Locate the lines where "process" occurs and copy them as they stand.

> **RECORDS SHOWN**:
■ ■ ■ ■

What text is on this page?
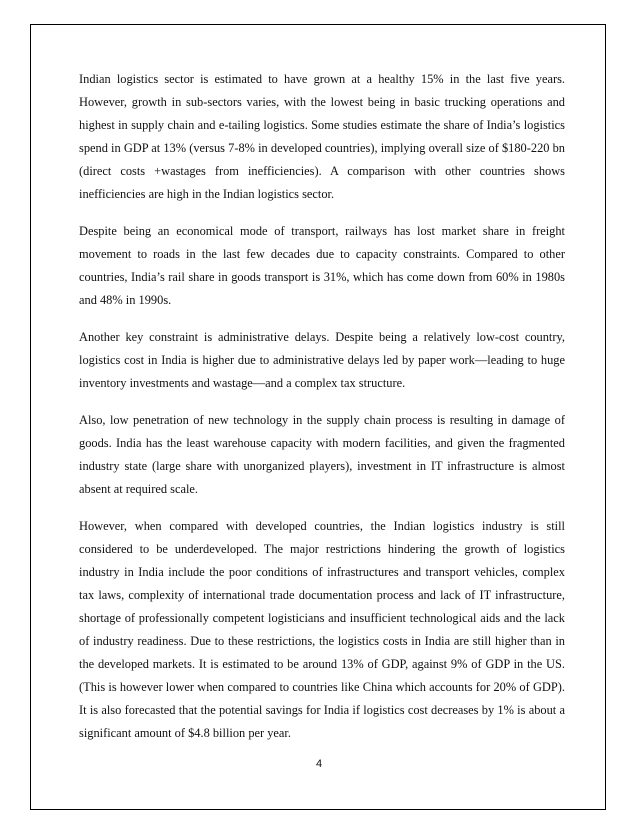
Indian logistics sector is estimated to have grown at a healthy 15% in the last five years. However, growth in sub-sectors varies, with the lowest being in basic trucking operations and highest in supply chain and e-tailing logistics. Some studies estimate the share of India’s logistics spend in GDP at 13% (versus 7-8% in developed countries), implying overall size of $180-220 bn (direct costs +wastages from inefficiencies). A comparison with other countries shows inefficiencies are high in the Indian logistics sector.

Despite being an economical mode of transport, railways has lost market share in freight movement to roads in the last few decades due to capacity constraints. Compared to other countries, India’s rail share in goods transport is 31%, which has come down from 60% in 1980s and 48% in 1990s.

Another key constraint is administrative delays. Despite being a relatively low-cost country, logistics cost in India is higher due to administrative delays led by paper work—leading to huge inventory investments and wastage—and a complex tax structure.

Also, low penetration of new technology in the supply chain process is resulting in damage of goods. India has the least warehouse capacity with modern facilities, and given the fragmented industry state (large share with unorganized players), investment in IT infrastructure is almost absent at required scale.

However, when compared with developed countries, the Indian logistics industry is still considered to be underdeveloped. The major restrictions hindering the growth of logistics industry in India include the poor conditions of infrastructures and transport vehicles, complex tax laws, complexity of international trade documentation process and lack of IT infrastructure, shortage of professionally competent logisticians and insufficient technological aids and the lack of industry readiness. Due to these restrictions, the logistics costs in India are still higher than in the developed markets. It is estimated to be around 13% of GDP, against 9% of GDP in the US. (This is however lower when compared to countries like China which accounts for 20% of GDP). It is also forecasted that the potential savings for India if logistics cost decreases by 1% is about a significant amount of $4.8 billion per year.

4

■ ■ ■ ■

> **SOLVED PROBLEM**:
Also, low penetration of new technology in the supply chain process is resulting in damage of goods. India has the least warehouse capacity with modern facilities, and given the fragmented industry state (large share with unorganized players), investment in IT infrastructure is almost absent at required scale.
However, when compared with developed countries, the Indian logistics industry is still considered to be underdeveloped. The major restrictions hindering the growth of logistics industry in India include the poor conditions of infrastructures and transport vehicles, complex tax laws, complexity of international trade documentation process and lack of IT infrastructure, shortage of professionally competent logisticians and insufficient technological aids and the lack of industry readiness. Due to these restrictions, the logistics costs in India are still higher than in the developed markets. It is estimated to be around 13% of GDP, against 9% of GDP in the US. (This is however lower when compared to countries like China which accounts for 20% of GDP). It is also forecasted that the potential savings for India if logistics cost decreases by 1% is about a significant amount of $4.8 billion per year.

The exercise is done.